## TASK TO COMPLETE
Below is a block of records: output all of them exactly and leave out the pictures.

## TASK MATERIAL
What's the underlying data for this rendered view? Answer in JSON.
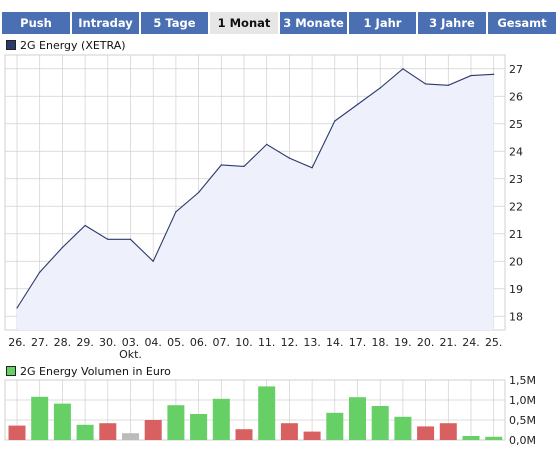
{
  "tabs": [
    "Push",
    "Intraday",
    "5 Tage",
    "1 Monat",
    "3 Monate",
    "1 Jahr",
    "3 Jahre",
    "Gesamt"
  ],
  "active_tab": "1 Monat",
  "colors": {
    "tab_bg": "#4a6fb3",
    "tab_active_bg": "#e6e6e6",
    "price_line": "#2b3a6b",
    "area_fill": "#eef0fb",
    "volume_up": "#66d066",
    "volume_down": "#d86060",
    "volume_neutral": "#bcbcbc",
    "grid": "#d0d0d0"
  },
  "chart_data": [
    {
      "type": "area",
      "legend": "2G Energy (XETRA)",
      "categories": [
        "26.",
        "27.",
        "28.",
        "29.",
        "30.",
        "03.",
        "04.",
        "05.",
        "06.",
        "07.",
        "10.",
        "11.",
        "12.",
        "13.",
        "14.",
        "17.",
        "18.",
        "19.",
        "20.",
        "21.",
        "24.",
        "25."
      ],
      "month_label": "Okt.",
      "series": [
        {
          "name": "2G Energy (XETRA)",
          "values": [
            18.3,
            19.6,
            20.5,
            21.3,
            20.8,
            20.8,
            20.0,
            21.8,
            22.5,
            23.5,
            23.45,
            24.25,
            23.75,
            23.4,
            25.1,
            25.7,
            26.3,
            27.0,
            26.45,
            26.4,
            26.75,
            26.8
          ]
        }
      ],
      "yticks": [
        18,
        19,
        20,
        21,
        22,
        23,
        24,
        25,
        26,
        27
      ],
      "ylim": [
        17.5,
        27.5
      ],
      "grid": true
    },
    {
      "type": "bar",
      "legend": "2G Energy Volumen in Euro",
      "categories": [
        "26.",
        "27.",
        "28.",
        "29.",
        "30.",
        "03.",
        "04.",
        "05.",
        "06.",
        "07.",
        "10.",
        "11.",
        "12.",
        "13.",
        "14.",
        "17.",
        "18.",
        "19.",
        "20.",
        "21.",
        "24.",
        "25."
      ],
      "values": [
        0.36,
        1.08,
        0.91,
        0.38,
        0.42,
        0.17,
        0.5,
        0.87,
        0.65,
        1.03,
        0.27,
        1.34,
        0.42,
        0.21,
        0.68,
        1.07,
        0.85,
        0.58,
        0.34,
        0.42,
        0.1,
        0.08
      ],
      "direction": [
        "down",
        "up",
        "up",
        "up",
        "down",
        "neutral",
        "down",
        "up",
        "up",
        "up",
        "down",
        "up",
        "down",
        "down",
        "up",
        "up",
        "up",
        "up",
        "down",
        "down",
        "up",
        "up"
      ],
      "yticks": [
        "0,0M",
        "0,5M",
        "1,0M",
        "1,5M"
      ],
      "ytick_values": [
        0,
        0.5,
        1.0,
        1.5
      ],
      "ylim": [
        0,
        1.5
      ],
      "unit": "Mio. Euro",
      "grid": true
    }
  ]
}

## REPLY
What's the underlying data for this rendered view? Answer in JSON.
{
  "tabs": [
    "Push",
    "Intraday",
    "5 Tage",
    "1 Monat",
    "3 Monate",
    "1 Jahr",
    "3 Jahre",
    "Gesamt"
  ],
  "active_tab": "1 Monat",
  "colors": {
    "tab_bg": "#4a6fb3",
    "tab_active_bg": "#e6e6e6",
    "price_line": "#2b3a6b",
    "area_fill": "#eef0fb",
    "volume_up": "#66d066",
    "volume_down": "#d86060",
    "volume_neutral": "#bcbcbc",
    "grid": "#d0d0d0"
  },
  "chart_data": [
    {
      "type": "area",
      "legend": "2G Energy (XETRA)",
      "categories": [
        "26.",
        "27.",
        "28.",
        "29.",
        "30.",
        "03.",
        "04.",
        "05.",
        "06.",
        "07.",
        "10.",
        "11.",
        "12.",
        "13.",
        "14.",
        "17.",
        "18.",
        "19.",
        "20.",
        "21.",
        "24.",
        "25."
      ],
      "month_label": "Okt.",
      "series": [
        {
          "name": "2G Energy (XETRA)",
          "values": [
            18.3,
            19.6,
            20.5,
            21.3,
            20.8,
            20.8,
            20.0,
            21.8,
            22.5,
            23.5,
            23.45,
            24.25,
            23.75,
            23.4,
            25.1,
            25.7,
            26.3,
            27.0,
            26.45,
            26.4,
            26.75,
            26.8
          ]
        }
      ],
      "yticks": [
        18,
        19,
        20,
        21,
        22,
        23,
        24,
        25,
        26,
        27
      ],
      "ylim": [
        17.5,
        27.5
      ],
      "grid": true
    },
    {
      "type": "bar",
      "legend": "2G Energy Volumen in Euro",
      "categories": [
        "26.",
        "27.",
        "28.",
        "29.",
        "30.",
        "03.",
        "04.",
        "05.",
        "06.",
        "07.",
        "10.",
        "11.",
        "12.",
        "13.",
        "14.",
        "17.",
        "18.",
        "19.",
        "20.",
        "21.",
        "24.",
        "25."
      ],
      "values": [
        0.36,
        1.08,
        0.91,
        0.38,
        0.42,
        0.17,
        0.5,
        0.87,
        0.65,
        1.03,
        0.27,
        1.34,
        0.42,
        0.21,
        0.68,
        1.07,
        0.85,
        0.58,
        0.34,
        0.42,
        0.1,
        0.08
      ],
      "direction": [
        "down",
        "up",
        "up",
        "up",
        "down",
        "neutral",
        "down",
        "up",
        "up",
        "up",
        "down",
        "up",
        "down",
        "down",
        "up",
        "up",
        "up",
        "up",
        "down",
        "down",
        "up",
        "up"
      ],
      "yticks": [
        "0,0M",
        "0,5M",
        "1,0M",
        "1,5M"
      ],
      "ytick_values": [
        0,
        0.5,
        1.0,
        1.5
      ],
      "ylim": [
        0,
        1.5
      ],
      "unit": "Mio. Euro",
      "grid": true
    }
  ]
}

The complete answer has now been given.